(Rows from a dataset)
######
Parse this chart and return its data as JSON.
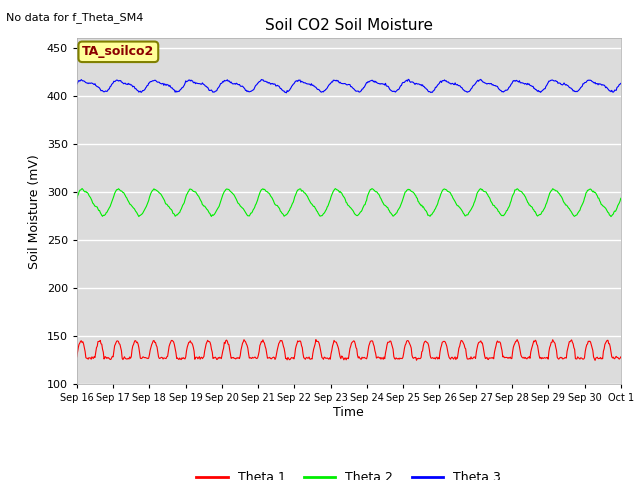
{
  "title": "Soil CO2 Soil Moisture",
  "ylabel": "Soil Moisture (mV)",
  "xlabel": "Time",
  "top_left_text": "No data for f_Theta_SM4",
  "annotation_box_text": "TA_soilco2",
  "ylim": [
    100,
    460
  ],
  "yticks": [
    100,
    150,
    200,
    250,
    300,
    350,
    400,
    450
  ],
  "x_tick_labels": [
    "Sep 16",
    "Sep 17",
    "Sep 18",
    "Sep 19",
    "Sep 20",
    "Sep 21",
    "Sep 22",
    "Sep 23",
    "Sep 24",
    "Sep 25",
    "Sep 26",
    "Sep 27",
    "Sep 28",
    "Sep 29",
    "Sep 30",
    "Oct 1"
  ],
  "theta1_base": 127,
  "theta1_amp": 18,
  "theta2_base": 288,
  "theta2_amp": 13,
  "theta3_base": 411,
  "theta3_amp": 5,
  "theta1_color": "#FF0000",
  "theta2_color": "#00EE00",
  "theta3_color": "#0000FF",
  "background_color": "#DCDCDC",
  "grid_color": "#FFFFFF",
  "legend_labels": [
    "Theta 1",
    "Theta 2",
    "Theta 3"
  ]
}
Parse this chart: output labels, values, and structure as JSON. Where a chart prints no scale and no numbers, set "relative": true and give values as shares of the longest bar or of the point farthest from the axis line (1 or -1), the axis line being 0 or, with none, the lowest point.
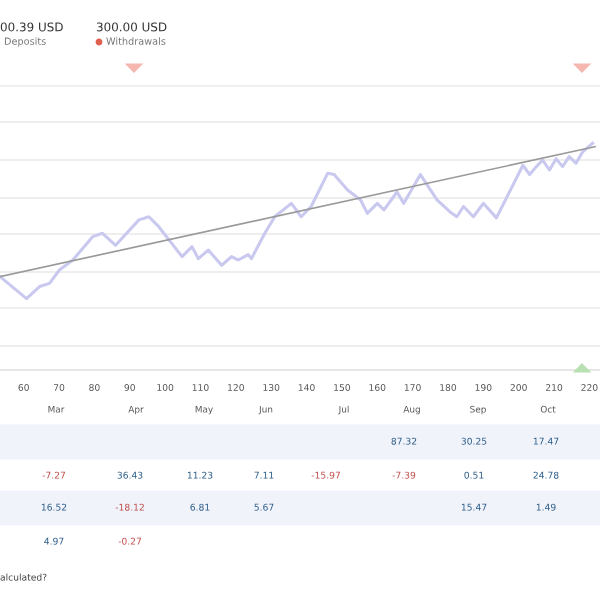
{
  "chart_data": {
    "type": "line",
    "relative": true,
    "grid": "y",
    "tick_labels": "x",
    "legend": false,
    "marker": "none",
    "xlim": [
      53.3,
      223
    ],
    "xticks": [
      60,
      70,
      80,
      90,
      100,
      110,
      120,
      130,
      140,
      150,
      160,
      170,
      180,
      190,
      200,
      210,
      220
    ],
    "series": [
      {
        "color": "#c9c9f0",
        "x": [
          53.3,
          60.8,
          64.5,
          67.3,
          70.1,
          73.9,
          79.5,
          82.3,
          86.0,
          92.6,
          95.4,
          98.2,
          104.8,
          107.6,
          109.4,
          112.2,
          116.0,
          118.8,
          120.7,
          123.5,
          124.4,
          128.2,
          131.0,
          135.7,
          138.5,
          141.3,
          146.0,
          147.8,
          151.6,
          155.3,
          157.2,
          160.0,
          161.9,
          165.6,
          167.5,
          172.2,
          176.9,
          180.6,
          182.5,
          184.4,
          187.2,
          190.0,
          193.7,
          201.2,
          203.1,
          205.0,
          206.8,
          208.7,
          210.6,
          212.4,
          214.3,
          216.2,
          218.1,
          220.9
        ],
        "values": [
          0.412,
          0.315,
          0.368,
          0.382,
          0.441,
          0.485,
          0.588,
          0.603,
          0.55,
          0.662,
          0.676,
          0.632,
          0.5,
          0.544,
          0.491,
          0.529,
          0.462,
          0.5,
          0.485,
          0.509,
          0.491,
          0.603,
          0.676,
          0.735,
          0.676,
          0.721,
          0.868,
          0.862,
          0.794,
          0.75,
          0.691,
          0.735,
          0.706,
          0.785,
          0.735,
          0.862,
          0.75,
          0.697,
          0.676,
          0.721,
          0.676,
          0.735,
          0.671,
          0.903,
          0.862,
          0.897,
          0.926,
          0.882,
          0.932,
          0.897,
          0.941,
          0.912,
          0.962,
          1.0
        ]
      },
      {
        "type": "line",
        "color": "#9a9a9a",
        "x": [
          53.3,
          221.6
        ],
        "values": [
          0.412,
          0.985
        ]
      }
    ],
    "annotations": [
      "00.39 USD",
      "Deposits",
      "300.00 USD",
      "Withdrawals",
      "Mar",
      "Apr",
      "May",
      "Jun",
      "Jul",
      "Aug",
      "Sep",
      "Oct",
      "87.32",
      "30.25",
      "17.47",
      "-7.27",
      "36.43",
      "11.23",
      "7.11",
      "-15.97",
      "-7.39",
      "0.51",
      "24.78",
      "16.52",
      "-18.12",
      "6.81",
      "5.67",
      "15.47",
      "1.49",
      "4.97",
      "-0.27",
      "alculated?"
    ]
  }
}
######
▸ **Aim**
Omit pictures; set down the rest of the material word for word.

▸ **Task response**
Parse this chart and return its data as JSON.
{
  "title": "Soil CO2 Soil Moisture",
  "ylabel": "Soil Moisture (mV)",
  "xlabel": "Time",
  "top_left_text": "No data for f_Theta_SM4",
  "annotation_box_text": "TA_soilco2",
  "ylim": [
    100,
    460
  ],
  "yticks": [
    100,
    150,
    200,
    250,
    300,
    350,
    400,
    450
  ],
  "x_tick_labels": [
    "Sep 16",
    "Sep 17",
    "Sep 18",
    "Sep 19",
    "Sep 20",
    "Sep 21",
    "Sep 22",
    "Sep 23",
    "Sep 24",
    "Sep 25",
    "Sep 26",
    "Sep 27",
    "Sep 28",
    "Sep 29",
    "Sep 30",
    "Oct 1"
  ],
  "theta1_base": 127,
  "theta1_amp": 18,
  "theta2_base": 288,
  "theta2_amp": 13,
  "theta3_base": 411,
  "theta3_amp": 5,
  "theta1_color": "#FF0000",
  "theta2_color": "#00EE00",
  "theta3_color": "#0000FF",
  "background_color": "#DCDCDC",
  "grid_color": "#FFFFFF",
  "legend_labels": [
    "Theta 1",
    "Theta 2",
    "Theta 3"
  ]
}
Parse this chart: output labels, values, and structure as JSON. Where a chart prints no scale and no numbers, set "relative": true and give values as shares of the longest bar or of the point farthest from the axis line (1 or -1), the axis line being 0 or, with none, the lowest point.
{
  "chart_data": {
    "type": "line",
    "relative": true,
    "grid": "y",
    "tick_labels": "x",
    "legend": false,
    "marker": "none",
    "xlim": [
      53.3,
      223
    ],
    "xticks": [
      60,
      70,
      80,
      90,
      100,
      110,
      120,
      130,
      140,
      150,
      160,
      170,
      180,
      190,
      200,
      210,
      220
    ],
    "series": [
      {
        "color": "#c9c9f0",
        "x": [
          53.3,
          60.8,
          64.5,
          67.3,
          70.1,
          73.9,
          79.5,
          82.3,
          86.0,
          92.6,
          95.4,
          98.2,
          104.8,
          107.6,
          109.4,
          112.2,
          116.0,
          118.8,
          120.7,
          123.5,
          124.4,
          128.2,
          131.0,
          135.7,
          138.5,
          141.3,
          146.0,
          147.8,
          151.6,
          155.3,
          157.2,
          160.0,
          161.9,
          165.6,
          167.5,
          172.2,
          176.9,
          180.6,
          182.5,
          184.4,
          187.2,
          190.0,
          193.7,
          201.2,
          203.1,
          205.0,
          206.8,
          208.7,
          210.6,
          212.4,
          214.3,
          216.2,
          218.1,
          220.9
        ],
        "values": [
          0.412,
          0.315,
          0.368,
          0.382,
          0.441,
          0.485,
          0.588,
          0.603,
          0.55,
          0.662,
          0.676,
          0.632,
          0.5,
          0.544,
          0.491,
          0.529,
          0.462,
          0.5,
          0.485,
          0.509,
          0.491,
          0.603,
          0.676,
          0.735,
          0.676,
          0.721,
          0.868,
          0.862,
          0.794,
          0.75,
          0.691,
          0.735,
          0.706,
          0.785,
          0.735,
          0.862,
          0.75,
          0.697,
          0.676,
          0.721,
          0.676,
          0.735,
          0.671,
          0.903,
          0.862,
          0.897,
          0.926,
          0.882,
          0.932,
          0.897,
          0.941,
          0.912,
          0.962,
          1.0
        ]
      },
      {
        "type": "line",
        "color": "#9a9a9a",
        "x": [
          53.3,
          221.6
        ],
        "values": [
          0.412,
          0.985
        ]
      }
    ],
    "annotations": [
      "00.39 USD",
      "Deposits",
      "300.00 USD",
      "Withdrawals",
      "Mar",
      "Apr",
      "May",
      "Jun",
      "Jul",
      "Aug",
      "Sep",
      "Oct",
      "87.32",
      "30.25",
      "17.47",
      "-7.27",
      "36.43",
      "11.23",
      "7.11",
      "-15.97",
      "-7.39",
      "0.51",
      "24.78",
      "16.52",
      "-18.12",
      "6.81",
      "5.67",
      "15.47",
      "1.49",
      "4.97",
      "-0.27",
      "alculated?"
    ]
  }
}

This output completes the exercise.